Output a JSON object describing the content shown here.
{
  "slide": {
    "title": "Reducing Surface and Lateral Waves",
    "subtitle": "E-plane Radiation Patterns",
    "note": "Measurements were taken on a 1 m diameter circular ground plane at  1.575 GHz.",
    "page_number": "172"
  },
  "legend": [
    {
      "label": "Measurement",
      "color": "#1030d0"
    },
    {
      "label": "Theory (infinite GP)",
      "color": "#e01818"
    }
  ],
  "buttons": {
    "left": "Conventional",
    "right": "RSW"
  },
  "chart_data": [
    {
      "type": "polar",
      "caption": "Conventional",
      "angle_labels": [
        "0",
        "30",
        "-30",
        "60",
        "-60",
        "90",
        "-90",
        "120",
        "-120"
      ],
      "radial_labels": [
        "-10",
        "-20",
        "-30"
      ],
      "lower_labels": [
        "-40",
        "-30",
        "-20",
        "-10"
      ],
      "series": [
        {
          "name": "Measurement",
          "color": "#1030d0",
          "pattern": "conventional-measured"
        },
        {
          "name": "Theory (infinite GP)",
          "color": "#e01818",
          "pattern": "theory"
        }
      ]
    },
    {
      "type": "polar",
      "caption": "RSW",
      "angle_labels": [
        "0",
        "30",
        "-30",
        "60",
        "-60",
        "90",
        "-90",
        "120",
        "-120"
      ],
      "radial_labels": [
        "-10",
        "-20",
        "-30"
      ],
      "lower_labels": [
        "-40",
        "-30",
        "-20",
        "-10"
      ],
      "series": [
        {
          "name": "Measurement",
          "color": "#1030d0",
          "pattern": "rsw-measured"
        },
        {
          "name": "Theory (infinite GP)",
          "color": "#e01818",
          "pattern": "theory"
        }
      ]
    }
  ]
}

★ ★ ★ ★ ★

■ WHAT YOU ARE ASKED TO DO:
Go through the material line by line. Show each line that contains the string "plane".

■ EXPECTED OUTPUT:
    "subtitle": "E-plane Radiation Patterns",
    "note": "Measurements were taken on a 1 m diameter circular ground plane at  1.575 GHz.",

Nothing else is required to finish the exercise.